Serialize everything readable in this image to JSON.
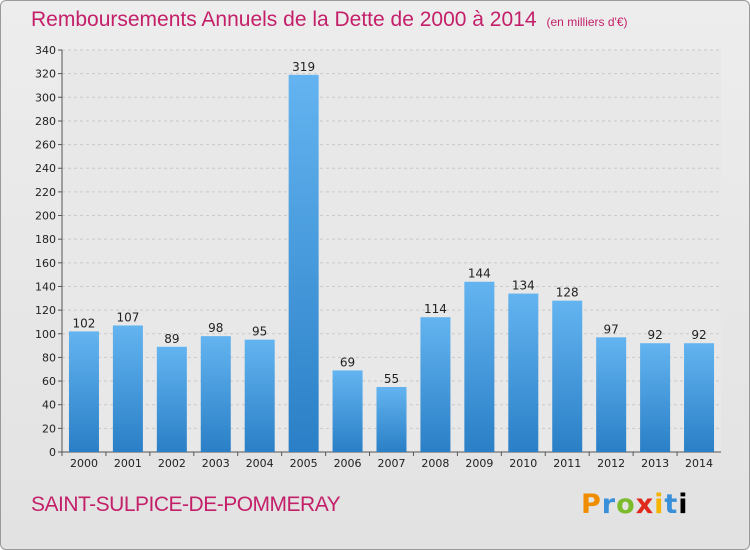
{
  "title": "Remboursements Annuels de la Dette de 2000 à 2014",
  "subtitle": "(en milliers d'€)",
  "commune": "SAINT-SULPICE-DE-POMMERAY",
  "logo": [
    "P",
    "r",
    "o",
    "x",
    "i",
    "t",
    "i"
  ],
  "colors": {
    "title": "#c4206a",
    "bar_top": "#63b4f0",
    "bar_bottom": "#2a7fc6"
  },
  "chart_data": {
    "type": "bar",
    "title": "Remboursements Annuels de la Dette de 2000 à 2014",
    "subtitle": "(en milliers d'€)",
    "categories": [
      "2000",
      "2001",
      "2002",
      "2003",
      "2004",
      "2005",
      "2006",
      "2007",
      "2008",
      "2009",
      "2010",
      "2011",
      "2012",
      "2013",
      "2014"
    ],
    "values": [
      102,
      107,
      89,
      98,
      95,
      319,
      69,
      55,
      114,
      144,
      134,
      128,
      97,
      92,
      92
    ],
    "ylim": [
      0,
      340
    ],
    "yticks": [
      0,
      20,
      40,
      60,
      80,
      100,
      120,
      140,
      160,
      180,
      200,
      220,
      240,
      260,
      280,
      300,
      320,
      340
    ],
    "grid": true,
    "xlabel": "",
    "ylabel": ""
  }
}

:::::

Set task :: Print the complete listing exactly, apart from any pictures.

Task response ::
Serialize everything readable in this image to JSON.
{
  "title": "Remboursements Annuels de la Dette de 2000 à 2014",
  "subtitle": "(en milliers d'€)",
  "commune": "SAINT-SULPICE-DE-POMMERAY",
  "logo": [
    "P",
    "r",
    "o",
    "x",
    "i",
    "t",
    "i"
  ],
  "colors": {
    "title": "#c4206a",
    "bar_top": "#63b4f0",
    "bar_bottom": "#2a7fc6"
  },
  "chart_data": {
    "type": "bar",
    "title": "Remboursements Annuels de la Dette de 2000 à 2014",
    "subtitle": "(en milliers d'€)",
    "categories": [
      "2000",
      "2001",
      "2002",
      "2003",
      "2004",
      "2005",
      "2006",
      "2007",
      "2008",
      "2009",
      "2010",
      "2011",
      "2012",
      "2013",
      "2014"
    ],
    "values": [
      102,
      107,
      89,
      98,
      95,
      319,
      69,
      55,
      114,
      144,
      134,
      128,
      97,
      92,
      92
    ],
    "ylim": [
      0,
      340
    ],
    "yticks": [
      0,
      20,
      40,
      60,
      80,
      100,
      120,
      140,
      160,
      180,
      200,
      220,
      240,
      260,
      280,
      300,
      320,
      340
    ],
    "grid": true,
    "xlabel": "",
    "ylabel": ""
  }
}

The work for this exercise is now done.